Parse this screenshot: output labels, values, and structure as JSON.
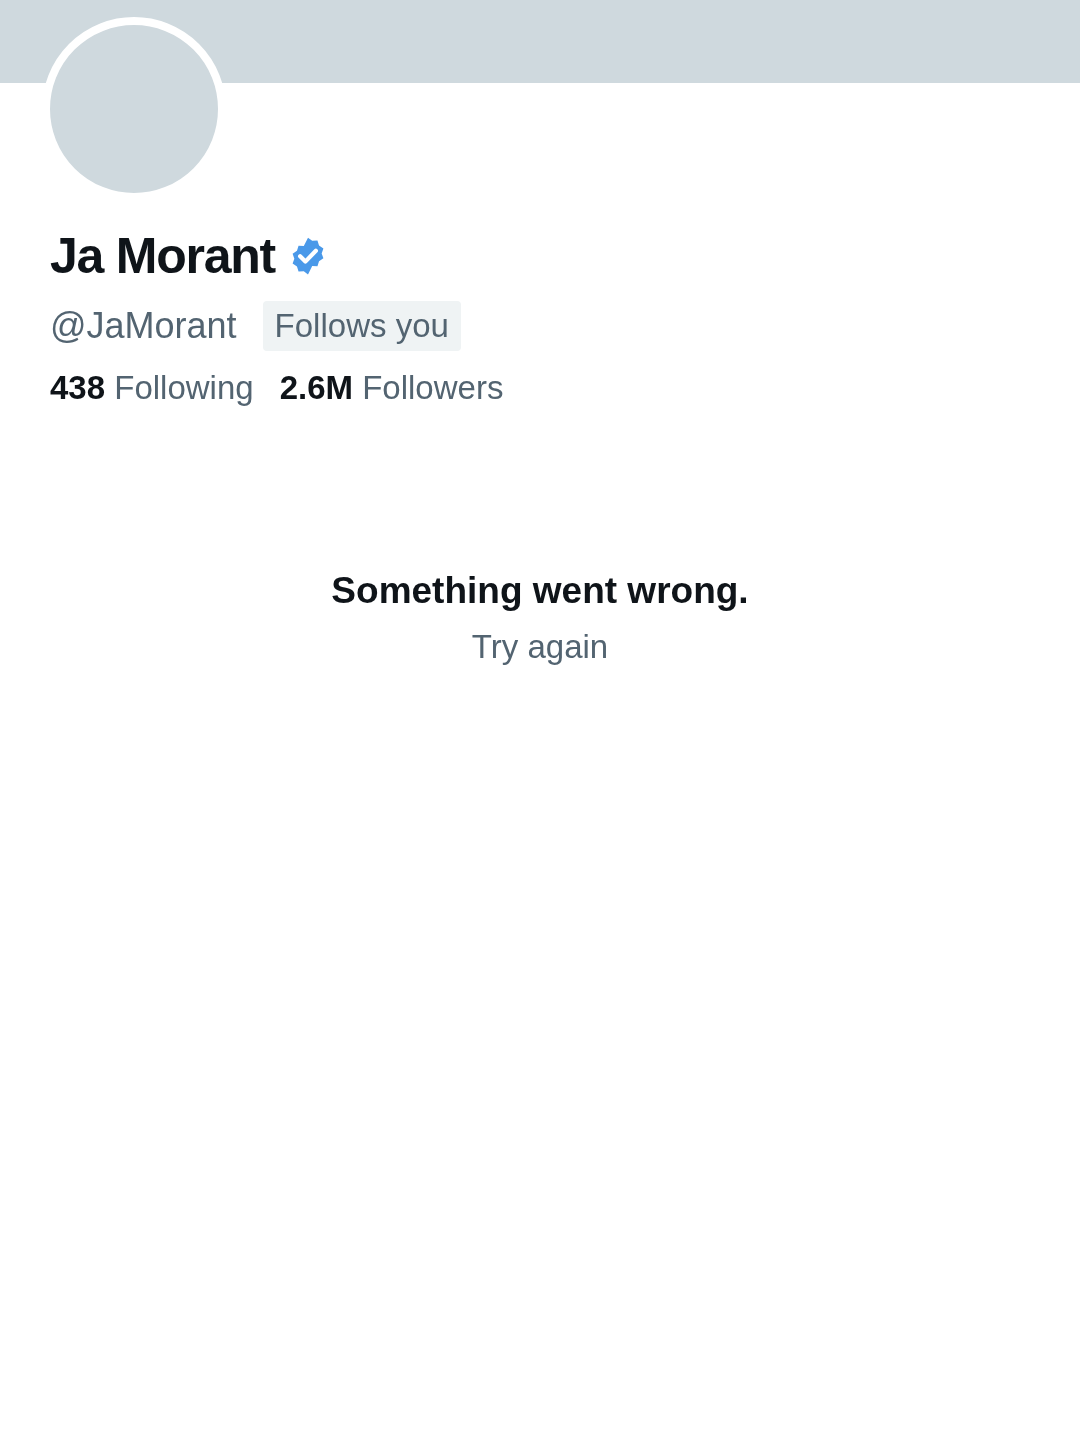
{
  "profile": {
    "name": "Ja Morant",
    "verified": true,
    "handle": "@JaMorant",
    "follows_you": "Follows you",
    "stats": [
      "**438** Following",
      "**2.6M** Followers"
    ]
  },
  "error": {
    "title": "Something went wrong.",
    "action": "Try again"
  }
}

####################

# Direction:
Reproduce the listing above exactly, excluding all pictures.

# Solution:
Parse this screenshot: output labels, values, and structure as JSON.
{
  "profile": {
    "name": "Ja Morant",
    "verified": true,
    "handle": "@JaMorant",
    "follows_you": "Follows you",
    "stats": [
      "**438** Following",
      "**2.6M** Followers"
    ]
  },
  "error": {
    "title": "Something went wrong.",
    "action": "Try again"
  }
}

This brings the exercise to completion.